Problem statement
Every line of the material below must be repeated exactly.

┄┄┄┄┄┄┄┄┄┄

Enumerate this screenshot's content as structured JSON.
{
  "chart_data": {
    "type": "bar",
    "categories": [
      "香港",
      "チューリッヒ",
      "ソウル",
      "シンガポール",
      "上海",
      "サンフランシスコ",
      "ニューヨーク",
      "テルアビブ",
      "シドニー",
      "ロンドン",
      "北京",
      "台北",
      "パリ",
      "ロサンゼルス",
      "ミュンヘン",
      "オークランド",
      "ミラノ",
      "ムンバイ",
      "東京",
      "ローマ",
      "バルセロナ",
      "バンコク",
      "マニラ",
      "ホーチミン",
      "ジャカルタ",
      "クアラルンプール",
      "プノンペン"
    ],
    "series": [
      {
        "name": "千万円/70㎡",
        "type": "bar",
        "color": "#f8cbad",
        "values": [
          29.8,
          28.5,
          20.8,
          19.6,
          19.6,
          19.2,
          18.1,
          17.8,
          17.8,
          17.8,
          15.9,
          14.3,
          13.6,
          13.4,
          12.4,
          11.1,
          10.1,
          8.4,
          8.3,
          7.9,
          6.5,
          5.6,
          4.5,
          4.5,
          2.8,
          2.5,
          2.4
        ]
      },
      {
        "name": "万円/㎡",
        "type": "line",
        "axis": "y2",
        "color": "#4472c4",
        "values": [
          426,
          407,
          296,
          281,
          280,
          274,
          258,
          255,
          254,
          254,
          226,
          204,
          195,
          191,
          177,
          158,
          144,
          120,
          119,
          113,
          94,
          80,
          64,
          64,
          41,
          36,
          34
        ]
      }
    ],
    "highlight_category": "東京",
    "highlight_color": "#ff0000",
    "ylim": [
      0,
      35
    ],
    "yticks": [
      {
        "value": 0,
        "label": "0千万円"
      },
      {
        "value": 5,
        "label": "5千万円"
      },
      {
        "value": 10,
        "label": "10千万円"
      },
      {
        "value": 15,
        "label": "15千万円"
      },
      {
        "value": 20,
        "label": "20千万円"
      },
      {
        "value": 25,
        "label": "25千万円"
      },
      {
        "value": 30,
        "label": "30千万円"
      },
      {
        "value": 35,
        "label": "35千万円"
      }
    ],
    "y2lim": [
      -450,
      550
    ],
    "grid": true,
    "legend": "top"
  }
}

┄┄┄┄┄┄┄┄┄┄

Answer to this problem
Enumerate this screenshot's content as structured JSON.
{
  "chart_data": {
    "type": "bar",
    "categories": [
      "香港",
      "チューリッヒ",
      "ソウル",
      "シンガポール",
      "上海",
      "サンフランシスコ",
      "ニューヨーク",
      "テルアビブ",
      "シドニー",
      "ロンドン",
      "北京",
      "台北",
      "パリ",
      "ロサンゼルス",
      "ミュンヘン",
      "オークランド",
      "ミラノ",
      "ムンバイ",
      "東京",
      "ローマ",
      "バルセロナ",
      "バンコク",
      "マニラ",
      "ホーチミン",
      "ジャカルタ",
      "クアラルンプール",
      "プノンペン"
    ],
    "series": [
      {
        "name": "千万円/70㎡",
        "type": "bar",
        "color": "#f8cbad",
        "values": [
          29.8,
          28.5,
          20.8,
          19.6,
          19.6,
          19.2,
          18.1,
          17.8,
          17.8,
          17.8,
          15.9,
          14.3,
          13.6,
          13.4,
          12.4,
          11.1,
          10.1,
          8.4,
          8.3,
          7.9,
          6.5,
          5.6,
          4.5,
          4.5,
          2.8,
          2.5,
          2.4
        ]
      },
      {
        "name": "万円/㎡",
        "type": "line",
        "axis": "y2",
        "color": "#4472c4",
        "values": [
          426,
          407,
          296,
          281,
          280,
          274,
          258,
          255,
          254,
          254,
          226,
          204,
          195,
          191,
          177,
          158,
          144,
          120,
          119,
          113,
          94,
          80,
          64,
          64,
          41,
          36,
          34
        ]
      }
    ],
    "highlight_category": "東京",
    "highlight_color": "#ff0000",
    "ylim": [
      0,
      35
    ],
    "yticks": [
      {
        "value": 0,
        "label": "0千万円"
      },
      {
        "value": 5,
        "label": "5千万円"
      },
      {
        "value": 10,
        "label": "10千万円"
      },
      {
        "value": 15,
        "label": "15千万円"
      },
      {
        "value": 20,
        "label": "20千万円"
      },
      {
        "value": 25,
        "label": "25千万円"
      },
      {
        "value": 30,
        "label": "30千万円"
      },
      {
        "value": 35,
        "label": "35千万円"
      }
    ],
    "y2lim": [
      -450,
      550
    ],
    "grid": true,
    "legend": "top"
  }
}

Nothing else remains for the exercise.